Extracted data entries
+--
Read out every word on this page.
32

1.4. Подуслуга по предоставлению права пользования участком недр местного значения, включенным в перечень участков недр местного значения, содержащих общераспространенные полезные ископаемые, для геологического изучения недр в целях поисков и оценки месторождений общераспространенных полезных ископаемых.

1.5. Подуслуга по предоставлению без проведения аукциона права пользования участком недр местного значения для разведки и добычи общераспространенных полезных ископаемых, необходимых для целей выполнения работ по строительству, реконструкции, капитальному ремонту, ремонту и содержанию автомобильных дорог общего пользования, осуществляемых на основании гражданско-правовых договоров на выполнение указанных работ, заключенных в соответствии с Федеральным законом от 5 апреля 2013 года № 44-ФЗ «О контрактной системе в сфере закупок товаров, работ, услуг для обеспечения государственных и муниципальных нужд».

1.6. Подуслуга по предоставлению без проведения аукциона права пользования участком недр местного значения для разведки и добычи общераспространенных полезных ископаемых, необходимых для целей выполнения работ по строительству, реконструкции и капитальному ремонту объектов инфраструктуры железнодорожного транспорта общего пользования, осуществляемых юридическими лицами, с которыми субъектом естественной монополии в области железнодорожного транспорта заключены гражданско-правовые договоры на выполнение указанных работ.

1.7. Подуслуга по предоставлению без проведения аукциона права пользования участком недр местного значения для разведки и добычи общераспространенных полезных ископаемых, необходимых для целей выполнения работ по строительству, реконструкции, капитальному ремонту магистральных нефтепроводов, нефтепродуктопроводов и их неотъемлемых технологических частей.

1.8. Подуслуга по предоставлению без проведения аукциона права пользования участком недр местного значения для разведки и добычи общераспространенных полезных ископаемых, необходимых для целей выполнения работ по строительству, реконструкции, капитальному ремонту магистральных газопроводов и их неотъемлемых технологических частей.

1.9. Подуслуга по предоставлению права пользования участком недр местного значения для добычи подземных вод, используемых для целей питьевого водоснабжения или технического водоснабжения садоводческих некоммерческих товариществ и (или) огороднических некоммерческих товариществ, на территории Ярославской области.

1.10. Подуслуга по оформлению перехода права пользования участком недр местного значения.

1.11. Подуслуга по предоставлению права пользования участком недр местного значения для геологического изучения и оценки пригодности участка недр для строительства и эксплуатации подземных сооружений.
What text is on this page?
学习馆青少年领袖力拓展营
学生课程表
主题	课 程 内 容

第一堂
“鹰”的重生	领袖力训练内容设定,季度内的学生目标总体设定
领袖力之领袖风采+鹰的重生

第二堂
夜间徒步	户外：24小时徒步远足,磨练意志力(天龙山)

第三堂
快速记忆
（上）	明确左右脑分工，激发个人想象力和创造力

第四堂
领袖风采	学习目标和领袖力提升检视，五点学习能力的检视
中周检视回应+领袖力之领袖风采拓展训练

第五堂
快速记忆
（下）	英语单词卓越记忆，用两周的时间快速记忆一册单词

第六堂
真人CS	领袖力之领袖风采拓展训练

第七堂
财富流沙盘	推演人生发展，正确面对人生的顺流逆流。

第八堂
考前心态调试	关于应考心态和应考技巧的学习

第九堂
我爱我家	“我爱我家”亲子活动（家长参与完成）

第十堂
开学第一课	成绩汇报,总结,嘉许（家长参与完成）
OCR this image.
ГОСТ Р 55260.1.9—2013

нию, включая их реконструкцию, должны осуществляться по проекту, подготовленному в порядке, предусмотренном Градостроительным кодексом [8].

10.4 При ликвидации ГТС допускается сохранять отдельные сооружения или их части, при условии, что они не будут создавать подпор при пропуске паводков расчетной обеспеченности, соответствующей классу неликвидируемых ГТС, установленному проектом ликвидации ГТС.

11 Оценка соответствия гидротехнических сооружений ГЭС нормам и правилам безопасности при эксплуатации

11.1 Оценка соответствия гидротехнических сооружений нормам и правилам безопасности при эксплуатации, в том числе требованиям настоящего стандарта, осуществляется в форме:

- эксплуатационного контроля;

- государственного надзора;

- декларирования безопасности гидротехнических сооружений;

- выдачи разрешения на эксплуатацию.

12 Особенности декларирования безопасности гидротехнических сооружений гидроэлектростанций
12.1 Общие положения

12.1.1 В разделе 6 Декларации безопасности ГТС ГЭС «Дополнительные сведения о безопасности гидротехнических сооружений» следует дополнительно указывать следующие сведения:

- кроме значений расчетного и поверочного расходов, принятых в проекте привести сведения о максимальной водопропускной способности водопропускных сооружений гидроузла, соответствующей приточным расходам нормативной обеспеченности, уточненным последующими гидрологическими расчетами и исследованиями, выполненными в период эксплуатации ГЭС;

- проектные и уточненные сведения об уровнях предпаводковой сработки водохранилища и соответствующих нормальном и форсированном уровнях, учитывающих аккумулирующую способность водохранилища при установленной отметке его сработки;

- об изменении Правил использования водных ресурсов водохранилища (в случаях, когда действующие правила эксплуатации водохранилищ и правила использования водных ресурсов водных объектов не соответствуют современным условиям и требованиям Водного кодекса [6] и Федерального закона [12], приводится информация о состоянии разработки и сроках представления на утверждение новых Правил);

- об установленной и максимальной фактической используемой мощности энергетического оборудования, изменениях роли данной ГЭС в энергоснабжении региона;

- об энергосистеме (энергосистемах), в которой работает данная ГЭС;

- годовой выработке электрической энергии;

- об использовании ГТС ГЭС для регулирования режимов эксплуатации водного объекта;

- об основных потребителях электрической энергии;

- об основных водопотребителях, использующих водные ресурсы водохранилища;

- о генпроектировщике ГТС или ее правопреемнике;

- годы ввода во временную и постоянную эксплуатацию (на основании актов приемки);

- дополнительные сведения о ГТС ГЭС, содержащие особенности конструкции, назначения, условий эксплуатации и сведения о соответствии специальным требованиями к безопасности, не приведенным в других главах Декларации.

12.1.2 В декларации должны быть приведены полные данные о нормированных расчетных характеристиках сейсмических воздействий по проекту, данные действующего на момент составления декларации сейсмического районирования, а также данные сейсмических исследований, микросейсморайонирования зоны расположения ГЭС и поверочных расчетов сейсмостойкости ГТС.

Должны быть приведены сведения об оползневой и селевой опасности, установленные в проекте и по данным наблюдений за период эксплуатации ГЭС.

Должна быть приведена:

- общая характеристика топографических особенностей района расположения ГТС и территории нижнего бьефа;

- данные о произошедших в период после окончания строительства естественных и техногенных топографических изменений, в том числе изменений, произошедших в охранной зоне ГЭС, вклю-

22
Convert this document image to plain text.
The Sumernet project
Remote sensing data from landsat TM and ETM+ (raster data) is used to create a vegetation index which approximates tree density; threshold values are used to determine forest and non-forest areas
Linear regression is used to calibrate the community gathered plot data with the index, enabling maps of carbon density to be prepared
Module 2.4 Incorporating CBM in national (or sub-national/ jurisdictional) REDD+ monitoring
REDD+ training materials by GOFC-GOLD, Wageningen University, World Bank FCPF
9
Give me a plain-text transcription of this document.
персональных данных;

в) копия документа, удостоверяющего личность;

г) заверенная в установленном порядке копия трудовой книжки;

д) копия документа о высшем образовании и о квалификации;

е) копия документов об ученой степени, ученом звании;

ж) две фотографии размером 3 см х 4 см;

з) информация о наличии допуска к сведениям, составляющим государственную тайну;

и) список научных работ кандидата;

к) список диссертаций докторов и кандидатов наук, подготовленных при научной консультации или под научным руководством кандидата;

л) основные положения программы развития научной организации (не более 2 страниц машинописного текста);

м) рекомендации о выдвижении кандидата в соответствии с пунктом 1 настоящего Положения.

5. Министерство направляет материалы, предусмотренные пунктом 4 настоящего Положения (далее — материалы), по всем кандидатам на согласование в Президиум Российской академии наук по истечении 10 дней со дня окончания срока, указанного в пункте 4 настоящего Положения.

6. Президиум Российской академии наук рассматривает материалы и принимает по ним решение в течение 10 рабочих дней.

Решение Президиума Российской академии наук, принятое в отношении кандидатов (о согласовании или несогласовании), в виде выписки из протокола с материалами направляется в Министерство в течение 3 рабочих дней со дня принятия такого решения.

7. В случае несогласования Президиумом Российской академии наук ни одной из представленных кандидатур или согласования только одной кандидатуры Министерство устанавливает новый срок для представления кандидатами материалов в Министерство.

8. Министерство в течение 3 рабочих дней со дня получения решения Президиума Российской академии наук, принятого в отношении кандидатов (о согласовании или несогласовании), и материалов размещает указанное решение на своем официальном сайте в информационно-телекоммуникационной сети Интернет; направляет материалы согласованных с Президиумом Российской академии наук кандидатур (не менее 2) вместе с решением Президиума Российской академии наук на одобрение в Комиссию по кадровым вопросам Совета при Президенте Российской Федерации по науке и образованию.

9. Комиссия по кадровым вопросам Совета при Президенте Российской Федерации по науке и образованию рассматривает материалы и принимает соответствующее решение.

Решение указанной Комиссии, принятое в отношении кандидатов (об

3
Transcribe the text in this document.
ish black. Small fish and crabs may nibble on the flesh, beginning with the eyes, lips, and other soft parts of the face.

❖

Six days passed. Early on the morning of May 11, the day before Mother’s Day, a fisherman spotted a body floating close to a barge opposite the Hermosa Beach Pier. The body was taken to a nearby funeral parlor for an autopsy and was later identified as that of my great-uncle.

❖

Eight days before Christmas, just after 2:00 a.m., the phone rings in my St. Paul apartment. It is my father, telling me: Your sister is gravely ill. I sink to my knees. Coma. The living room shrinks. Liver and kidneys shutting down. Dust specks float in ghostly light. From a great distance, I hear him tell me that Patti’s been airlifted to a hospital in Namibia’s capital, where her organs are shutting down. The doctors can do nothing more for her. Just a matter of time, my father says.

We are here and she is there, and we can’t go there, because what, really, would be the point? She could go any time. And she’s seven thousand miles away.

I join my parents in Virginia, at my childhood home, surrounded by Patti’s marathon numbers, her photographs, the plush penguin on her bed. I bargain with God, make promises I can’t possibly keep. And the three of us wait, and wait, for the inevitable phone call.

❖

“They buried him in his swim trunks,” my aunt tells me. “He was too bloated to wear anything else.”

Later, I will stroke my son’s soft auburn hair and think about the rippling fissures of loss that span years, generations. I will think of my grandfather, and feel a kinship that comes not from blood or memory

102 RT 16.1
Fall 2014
+--
▶ Your objective
Which lines include the word "объектов"? Copy every one of them.

▶ Solution for this exercise
1.6. Подуслуга по предоставлению без проведения аукциона права пользования участком недр местного значения для разведки и добычи общераспространенных полезных ископаемых, необходимых для целей выполнения работ по строительству, реконструкции и капитальному ремонту объектов инфраструктуры железнодорожного транспорта общего пользования, осуществляемых юридическими лицами, с которыми субъектом естественной монополии в области железнодорожного транспорта заключены гражданско-правовые договоры на выполнение указанных работ.
- об изменении Правил использования водных ресурсов водохранилища (в случаях, когда действующие правила эксплуатации водохранилищ и правила использования водных ресурсов водных объектов не соответствуют современным условиям и требованиям Водного кодекса [6] и Федерального закона [12], приводится информация о состоянии разработки и сроках представления на утверждение новых Правил);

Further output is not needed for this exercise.